Short task: Do not copy the pictures; transcribe all other material exactly.

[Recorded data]
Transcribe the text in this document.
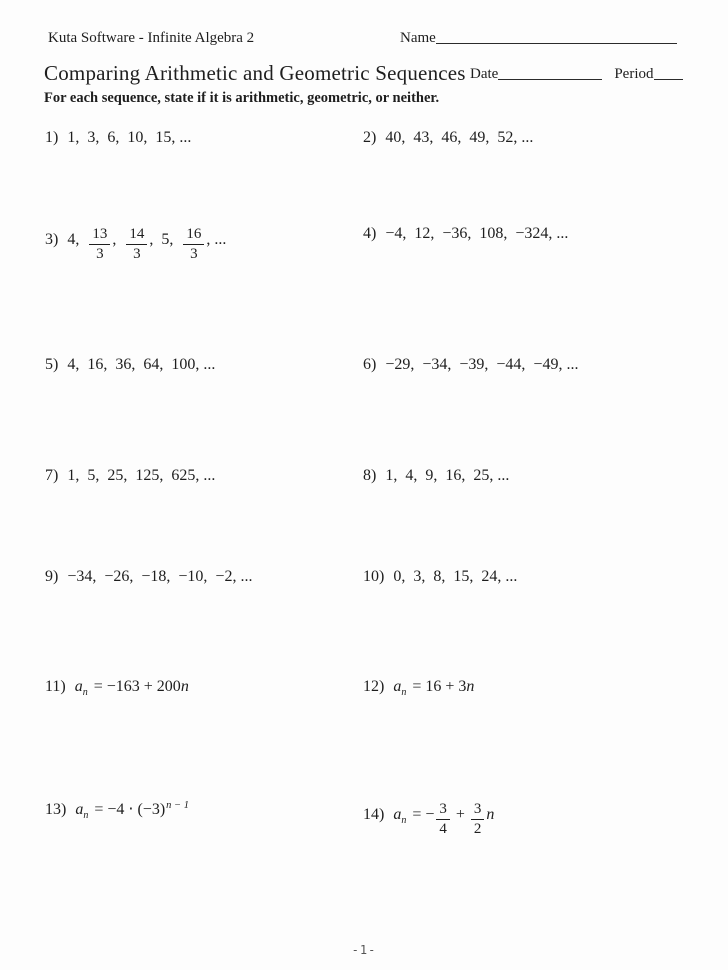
Kuta Software - Infinite Algebra 2	Name
Comparing Arithmetic and Geometric Sequences Date	Period

For each sequence, state if it is arithmetic, geometric, or neither.

1) 1,  3,  6,  10,  15, ...	2) 40,  43,  46,  49,  52, ...
3) 4, $\frac{13}{3}$ , $\frac{14}{3}$ ,  5, $\frac{16}{3}$ , ...	4) −4,  12,  −36,  108,  −324, ...
5) 4,  16,  36,  64,  100, ...	6) −29,  −34,  −39,  −44,  −49, ...
7) 1,  5,  25,  125,  625, ...	8) 1,  4,  9,  16,  25, ...
9) −34,  −26,  −18,  −10,  −2, ...	10) 0,  3,  8,  15,  24, ...
11) $a_n = -163 + 200n$	12) $a_n = 16 + 3n$
13) $a_n = -4 \cdot (-3)^{n - 1}$
14) $a_n$ = − $\frac{3}{4} + \frac{3}{2}$ n
-1-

Final answer:
Transcribe the text in this document.
Kuta Software - Infinite Algebra 2	Name
Comparing Arithmetic and Geometric Sequences Date	Period

For each sequence, state if it is arithmetic, geometric, or neither.

1) 1,  3,  6,  10,  15, ...	2) 40,  43,  46,  49,  52, ...
3) 4, $\frac{13}{3}$ , $\frac{14}{3}$ ,  5, $\frac{16}{3}$ , ...	4) −4,  12,  −36,  108,  −324, ...
5) 4,  16,  36,  64,  100, ...	6) −29,  −34,  −39,  −44,  −49, ...
7) 1,  5,  25,  125,  625, ...	8) 1,  4,  9,  16,  25, ...
9) −34,  −26,  −18,  −10,  −2, ...	10) 0,  3,  8,  15,  24, ...
11) $a_n = -163 + 200n$	12) $a_n = 16 + 3n$
13) $a_n = -4 \cdot (-3)^{n - 1}$
14) $a_n$ = − $\frac{3}{4} + \frac{3}{2}$ n
-1-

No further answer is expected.